EXERCISE INSTRUCTIONS >> Please transcribe the lines below exactly, and leave every image behind.

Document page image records
* * * * *

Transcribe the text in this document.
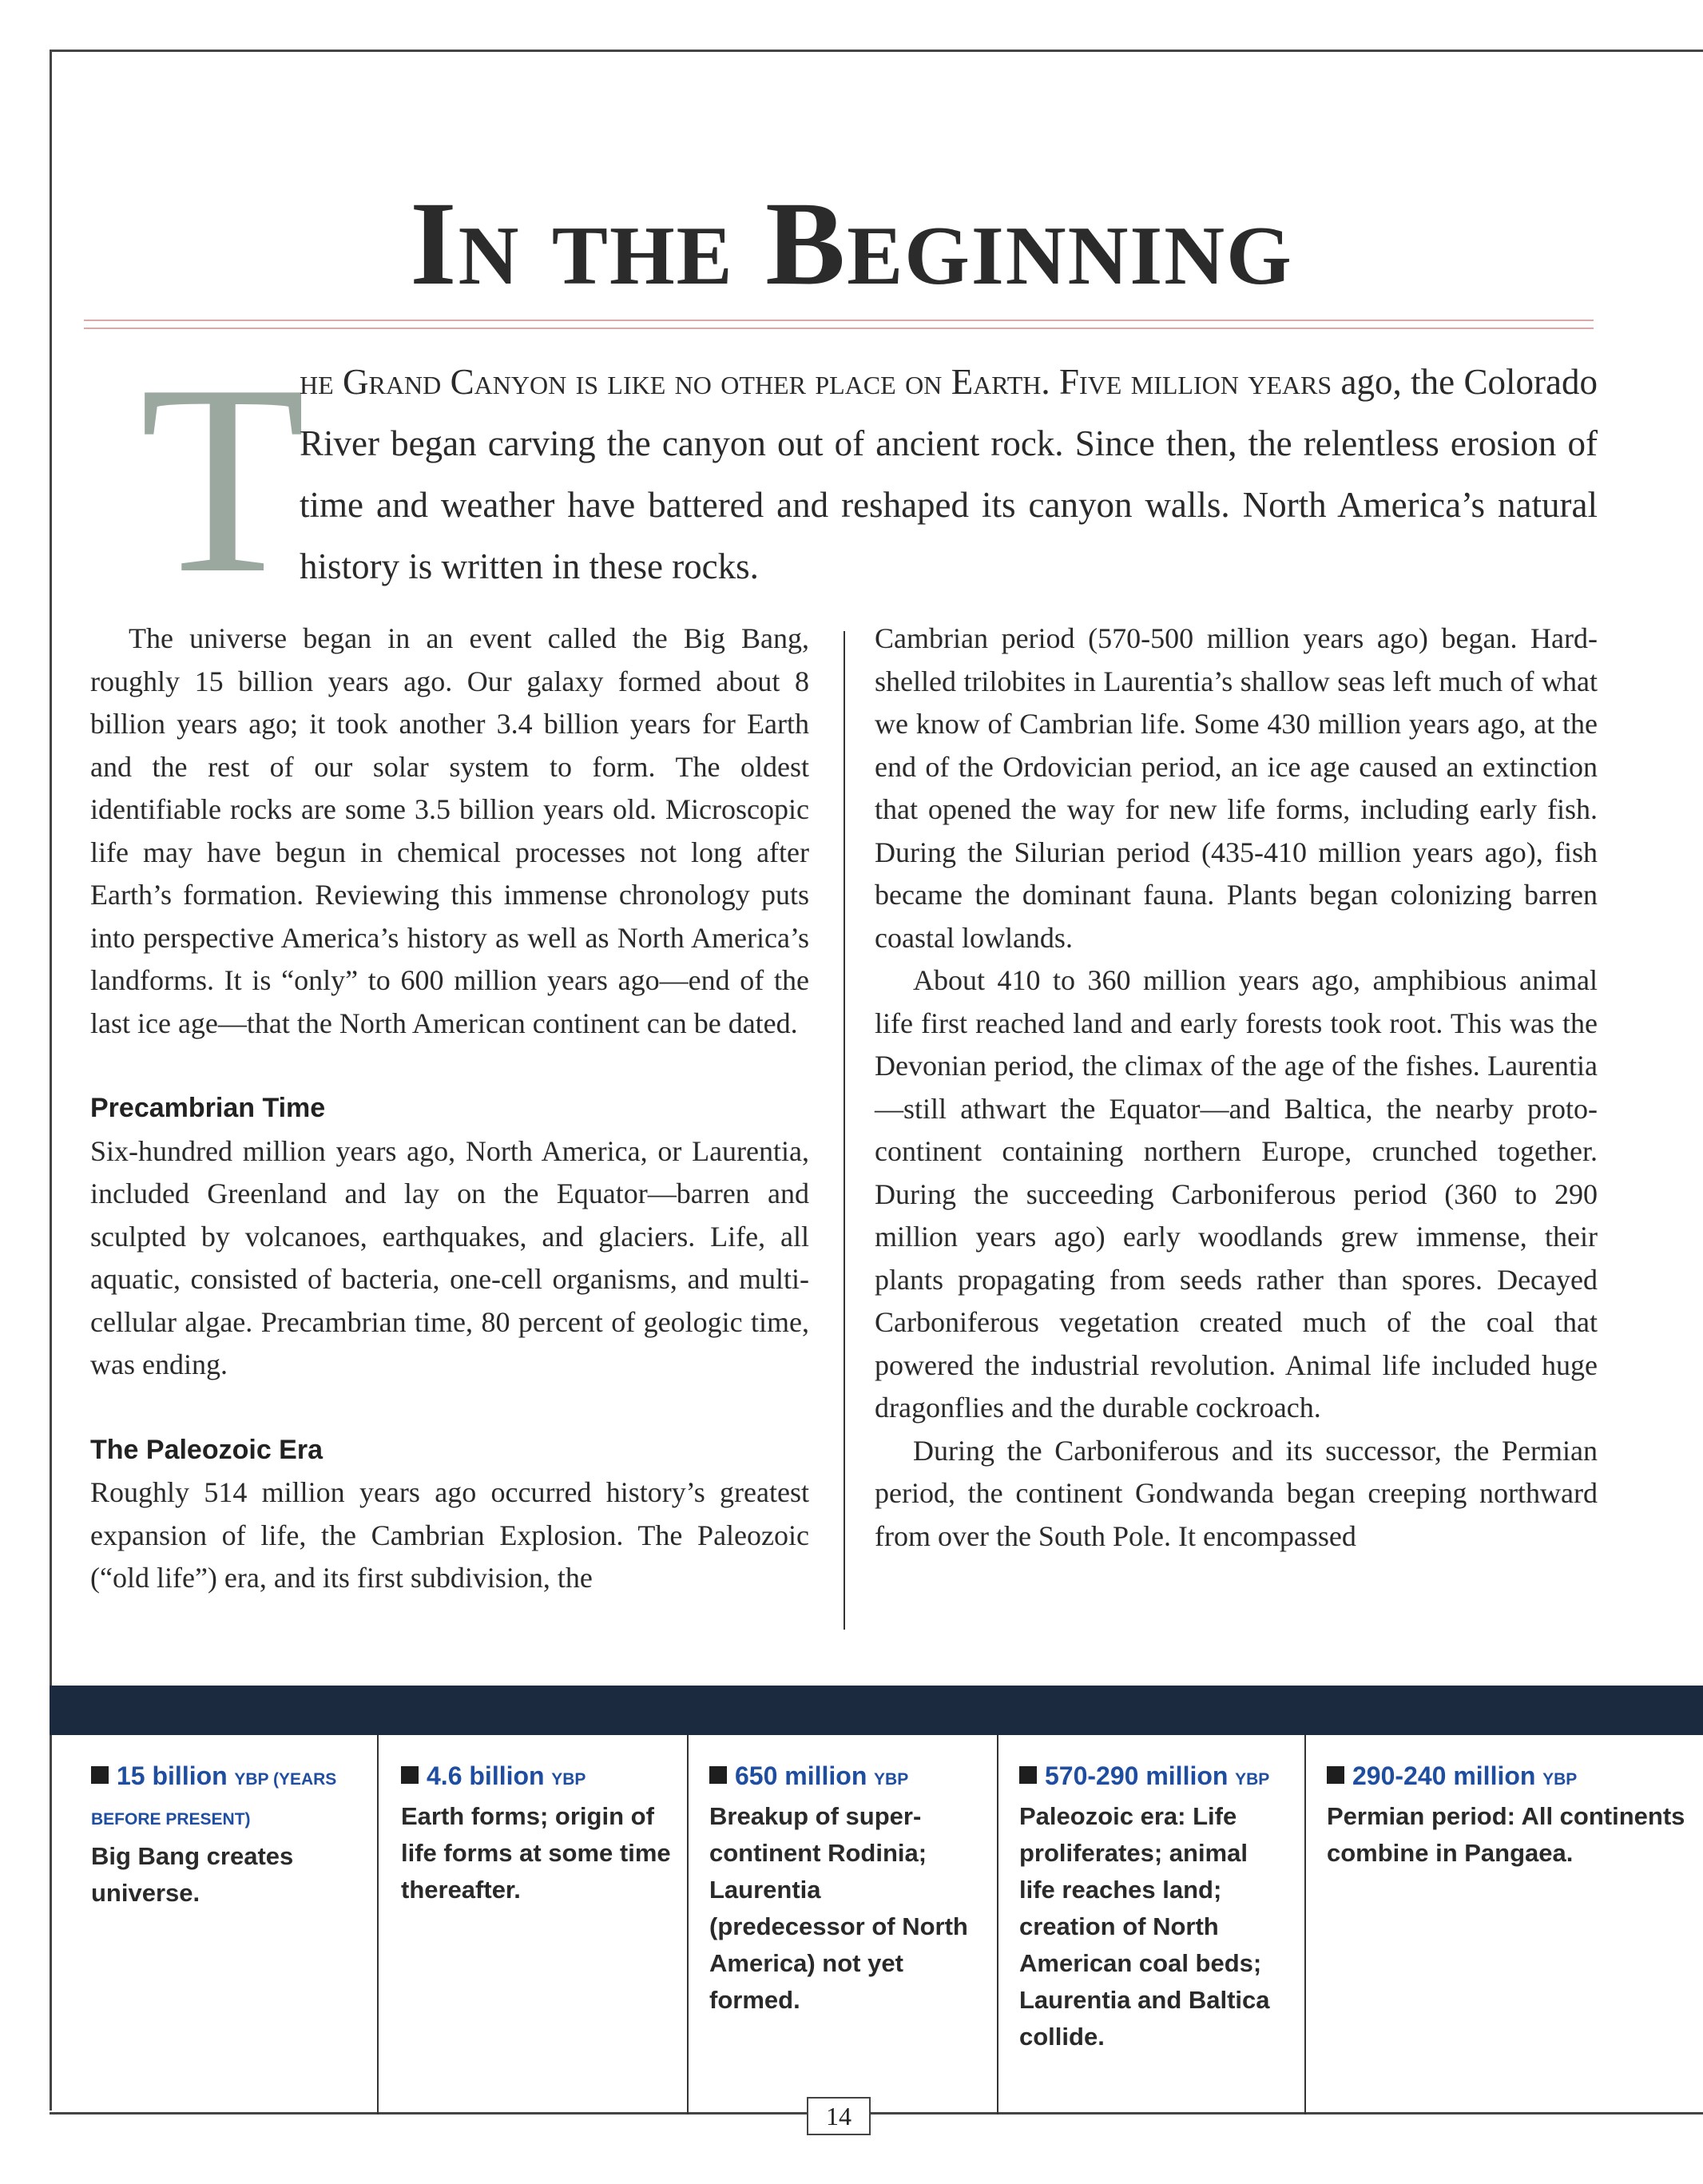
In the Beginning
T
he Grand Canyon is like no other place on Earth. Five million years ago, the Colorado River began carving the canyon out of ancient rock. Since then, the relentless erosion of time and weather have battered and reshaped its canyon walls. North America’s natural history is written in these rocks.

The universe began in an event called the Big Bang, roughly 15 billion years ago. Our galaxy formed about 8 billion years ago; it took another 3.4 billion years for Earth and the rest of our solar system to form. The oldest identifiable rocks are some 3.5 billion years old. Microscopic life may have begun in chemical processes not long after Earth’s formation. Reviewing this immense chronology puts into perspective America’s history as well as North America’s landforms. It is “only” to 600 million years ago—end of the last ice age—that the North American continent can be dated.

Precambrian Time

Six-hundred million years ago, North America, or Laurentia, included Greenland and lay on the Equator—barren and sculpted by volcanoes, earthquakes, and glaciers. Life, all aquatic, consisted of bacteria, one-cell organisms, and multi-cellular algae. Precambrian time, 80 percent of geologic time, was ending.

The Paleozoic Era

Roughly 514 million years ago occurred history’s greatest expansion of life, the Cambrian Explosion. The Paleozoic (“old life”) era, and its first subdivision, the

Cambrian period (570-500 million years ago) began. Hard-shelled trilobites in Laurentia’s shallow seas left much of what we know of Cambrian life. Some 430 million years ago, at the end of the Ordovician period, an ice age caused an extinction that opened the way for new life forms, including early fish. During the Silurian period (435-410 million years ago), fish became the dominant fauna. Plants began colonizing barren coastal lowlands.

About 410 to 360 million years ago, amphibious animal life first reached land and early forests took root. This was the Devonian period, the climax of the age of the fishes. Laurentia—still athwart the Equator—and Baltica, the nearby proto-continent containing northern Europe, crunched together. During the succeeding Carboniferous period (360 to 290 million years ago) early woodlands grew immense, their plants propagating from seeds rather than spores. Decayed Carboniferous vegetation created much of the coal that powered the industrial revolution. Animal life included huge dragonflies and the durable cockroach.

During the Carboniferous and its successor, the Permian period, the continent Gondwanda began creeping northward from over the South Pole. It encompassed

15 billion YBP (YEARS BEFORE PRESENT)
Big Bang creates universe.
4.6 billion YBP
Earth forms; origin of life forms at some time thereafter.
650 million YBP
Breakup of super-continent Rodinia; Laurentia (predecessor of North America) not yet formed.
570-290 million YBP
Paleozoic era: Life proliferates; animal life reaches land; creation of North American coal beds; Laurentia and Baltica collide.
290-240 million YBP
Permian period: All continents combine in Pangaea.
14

* * * * *

TASK OUTPUT >>
Transcribe the text in this document.
In the Beginning
T
he Grand Canyon is like no other place on Earth. Five million years ago, the Colorado River began carving the canyon out of ancient rock. Since then, the relentless erosion of time and weather have battered and reshaped its canyon walls. North America’s natural history is written in these rocks.

The universe began in an event called the Big Bang, roughly 15 billion years ago. Our galaxy formed about 8 billion years ago; it took another 3.4 billion years for Earth and the rest of our solar system to form. The oldest identifiable rocks are some 3.5 billion years old. Microscopic life may have begun in chemical processes not long after Earth’s formation. Reviewing this immense chronology puts into perspective America’s history as well as North America’s landforms. It is “only” to 600 million years ago—end of the last ice age—that the North American continent can be dated.

Precambrian Time

Six-hundred million years ago, North America, or Laurentia, included Greenland and lay on the Equator—barren and sculpted by volcanoes, earthquakes, and glaciers. Life, all aquatic, consisted of bacteria, one-cell organisms, and multi-cellular algae. Precambrian time, 80 percent of geologic time, was ending.

The Paleozoic Era

Roughly 514 million years ago occurred history’s greatest expansion of life, the Cambrian Explosion. The Paleozoic (“old life”) era, and its first subdivision, the

Cambrian period (570-500 million years ago) began. Hard-shelled trilobites in Laurentia’s shallow seas left much of what we know of Cambrian life. Some 430 million years ago, at the end of the Ordovician period, an ice age caused an extinction that opened the way for new life forms, including early fish. During the Silurian period (435-410 million years ago), fish became the dominant fauna. Plants began colonizing barren coastal lowlands.

About 410 to 360 million years ago, amphibious animal life first reached land and early forests took root. This was the Devonian period, the climax of the age of the fishes. Laurentia—still athwart the Equator—and Baltica, the nearby proto-continent containing northern Europe, crunched together. During the succeeding Carboniferous period (360 to 290 million years ago) early woodlands grew immense, their plants propagating from seeds rather than spores. Decayed Carboniferous vegetation created much of the coal that powered the industrial revolution. Animal life included huge dragonflies and the durable cockroach.

During the Carboniferous and its successor, the Permian period, the continent Gondwanda began creeping northward from over the South Pole. It encompassed

15 billion YBP (YEARS BEFORE PRESENT)
Big Bang creates universe.
4.6 billion YBP
Earth forms; origin of life forms at some time thereafter.
650 million YBP
Breakup of super-continent Rodinia; Laurentia (predecessor of North America) not yet formed.
570-290 million YBP
Paleozoic era: Life proliferates; animal life reaches land; creation of North American coal beds; Laurentia and Baltica collide.
290-240 million YBP
Permian period: All continents combine in Pangaea.
14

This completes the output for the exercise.